**THE DATA**.
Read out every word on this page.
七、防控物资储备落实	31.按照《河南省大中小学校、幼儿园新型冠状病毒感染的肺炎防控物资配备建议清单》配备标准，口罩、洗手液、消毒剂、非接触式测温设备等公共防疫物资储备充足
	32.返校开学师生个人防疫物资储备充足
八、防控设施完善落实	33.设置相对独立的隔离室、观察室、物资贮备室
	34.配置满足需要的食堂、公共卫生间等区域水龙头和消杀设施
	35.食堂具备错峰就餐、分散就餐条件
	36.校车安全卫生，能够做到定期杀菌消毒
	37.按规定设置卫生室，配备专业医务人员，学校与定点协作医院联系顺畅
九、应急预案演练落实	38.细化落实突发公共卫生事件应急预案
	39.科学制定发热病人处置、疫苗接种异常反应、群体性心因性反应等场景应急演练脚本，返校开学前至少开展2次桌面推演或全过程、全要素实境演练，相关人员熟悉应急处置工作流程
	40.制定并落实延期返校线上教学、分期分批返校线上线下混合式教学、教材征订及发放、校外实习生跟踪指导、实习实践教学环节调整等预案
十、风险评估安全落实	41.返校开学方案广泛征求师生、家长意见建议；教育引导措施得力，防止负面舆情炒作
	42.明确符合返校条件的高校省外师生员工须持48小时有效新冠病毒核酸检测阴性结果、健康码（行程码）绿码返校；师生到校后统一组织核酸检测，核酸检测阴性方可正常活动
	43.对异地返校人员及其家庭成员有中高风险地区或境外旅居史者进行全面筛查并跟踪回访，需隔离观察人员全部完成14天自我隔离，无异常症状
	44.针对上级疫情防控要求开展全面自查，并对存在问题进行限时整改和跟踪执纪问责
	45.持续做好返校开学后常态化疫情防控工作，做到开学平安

**WORK TO COMPLETE**. Every entry must be retyped in full, exactly as given.

**ANSWER TO THIS TASK**.
Read out every word on this page.
七、防控物资储备落实	31.按照《河南省大中小学校、幼儿园新型冠状病毒感染的肺炎防控物资配备建议清单》配备标准，口罩、洗手液、消毒剂、非接触式测温设备等公共防疫物资储备充足
	32.返校开学师生个人防疫物资储备充足
八、防控设施完善落实	33.设置相对独立的隔离室、观察室、物资贮备室
	34.配置满足需要的食堂、公共卫生间等区域水龙头和消杀设施
	35.食堂具备错峰就餐、分散就餐条件
	36.校车安全卫生，能够做到定期杀菌消毒
	37.按规定设置卫生室，配备专业医务人员，学校与定点协作医院联系顺畅
九、应急预案演练落实	38.细化落实突发公共卫生事件应急预案
	39.科学制定发热病人处置、疫苗接种异常反应、群体性心因性反应等场景应急演练脚本，返校开学前至少开展2次桌面推演或全过程、全要素实境演练，相关人员熟悉应急处置工作流程
	40.制定并落实延期返校线上教学、分期分批返校线上线下混合式教学、教材征订及发放、校外实习生跟踪指导、实习实践教学环节调整等预案
十、风险评估安全落实	41.返校开学方案广泛征求师生、家长意见建议；教育引导措施得力，防止负面舆情炒作
	42.明确符合返校条件的高校省外师生员工须持48小时有效新冠病毒核酸检测阴性结果、健康码（行程码）绿码返校；师生到校后统一组织核酸检测，核酸检测阴性方可正常活动
	43.对异地返校人员及其家庭成员有中高风险地区或境外旅居史者进行全面筛查并跟踪回访，需隔离观察人员全部完成14天自我隔离，无异常症状
	44.针对上级疫情防控要求开展全面自查，并对存在问题进行限时整改和跟踪执纪问责
	45.持续做好返校开学后常态化疫情防控工作，做到开学平安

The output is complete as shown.